**** Passage shown
Of course this might appear just too raw and hypocritical for the Republicans, that after crying 'crisis' they did what they could to precipitate it, but it opens the door for other chicanery. For example the Republicans could offer to leave the 4.2% rate in place, lower the replacement subsidy by 50% and 'compromise' by cutting future benefits in a way that offsets the other 50%. And then just repeat this exercise every year in their typical framing of separating "spending we CAN'T afford" (which always seems to be social spending) from "spending we can't NOT afford" (which seems to be everything military and any efforts to raise revenues).
Social Security has been protected throughout its history by the wall represented by a dedicated payroll tax and a Trust Fund whose reserves were drawn from that same stream. This Administration just breached that wall, apparently in the futile attempt to show 'seriousness' and 'bipartisanship' which in this case translates to 'willingness to screw your own base'.
This payroll tax holiday was a terrible policy choice to start with, continuation of Making Work Pay or direct transfers from the General Fund to workers would have been more effective and better targeted stimulus than a tax cut that also flows to millionaires. But the danger is not restricted to the direct breach in the wall. Instead there is a lurking Trojan Horse. Subject of Part Two.
If the so-called Payroll Tax Holiday stood on its own, you could argue that it is mildly progressive in that for one year it reduced the taxes of everyone on their first $106,800 of income while paying for it out of taxes that are mostly incident on the top 50%. Unfortunately it effectively replaced the expiring Making Work Pay tax credit which directed all of its benefits to families making at most $70,000. The net result may be a tax hike for as many as one in three workers. The whole grim business is described in this Huff Post piece: Obama-Republican Deal Could Mean Tax Hike For One In Three Workers by the appropriately named Ryan Grim. From my point of view the fact that the tradeoff was suggested by Republicans is all you need to know, millionaires will get a tax cut ten times of that of a single person working at FPL in a minimum wage job.
********
**** Stored rows
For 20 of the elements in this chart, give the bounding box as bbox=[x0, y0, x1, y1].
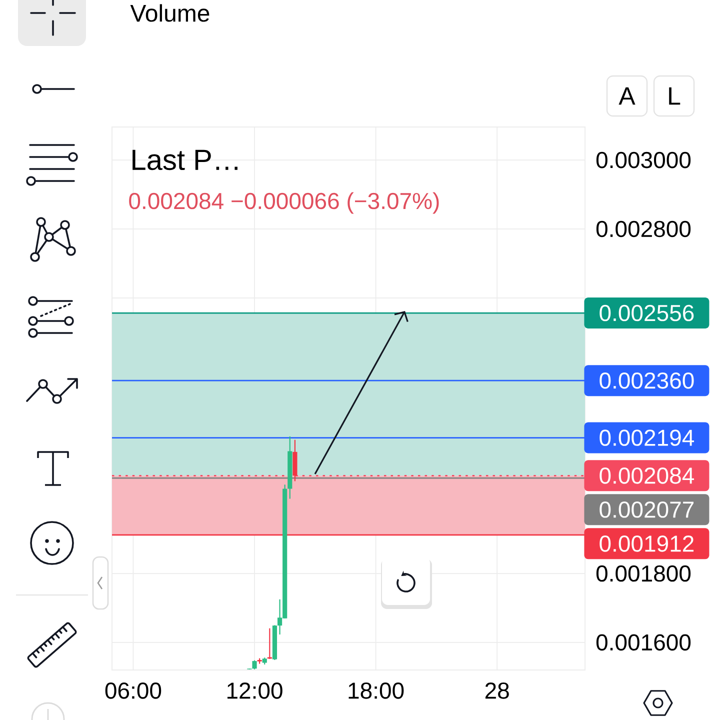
ref-line-label: 0.002556 bbox=[600, 304, 694, 322]
text: 0.002084 −0.000066 (−3.07%) bbox=[129, 192, 439, 214]
y-tick-label: 0.003000 bbox=[596, 152, 691, 168]
x-tick-label: 28 bbox=[485, 682, 509, 699]
text: L bbox=[669, 87, 680, 105]
ref-line-label: 0.002077 bbox=[600, 502, 694, 518]
ref-line-label: 0.001912 bbox=[600, 536, 694, 552]
candlestick bbox=[292, 439, 298, 482]
y-tick-label: 0.001800 bbox=[596, 565, 691, 582]
ref-line-label: 0.002360 bbox=[600, 372, 694, 389]
x-tick-label: 18:00 bbox=[348, 682, 404, 699]
text: Last P… bbox=[132, 150, 238, 170]
ref-line-label: 0.002194 bbox=[600, 430, 694, 446]
x-tick-label: 06:00 bbox=[105, 682, 162, 699]
y-tick-label: 0.002800 bbox=[596, 220, 691, 238]
y-tick-label: 0.001600 bbox=[596, 634, 691, 651]
x-tick-label: 12:00 bbox=[227, 682, 282, 699]
text: A bbox=[618, 87, 636, 105]
ref-line-label: 0.002084 bbox=[600, 468, 694, 484]
text: Volume bbox=[130, 4, 210, 22]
********
— Tasks and exercises —
a) Answer these questions using the payroll tax holiday passage.
(i) What rate could the Republicans offer to leave in place?
(ii) What two things have protected Social Security throughout its history?
(iii) What was the income limit for families receiving the benefits of the Making Work Pay tax credit?
b) List every word or phrase that the payroll tax holiday passage places in single quotation marks.

— Solutions per task —
a)
(i) The 4.2% rate.
(ii) A dedicated payroll tax and a Trust Fund whose reserves were drawn from that same stream.
(iii) At most $70,000.

b)
'crisis'
'compromise'
'seriousness'
'bipartisanship'
'willingness to screw your own base'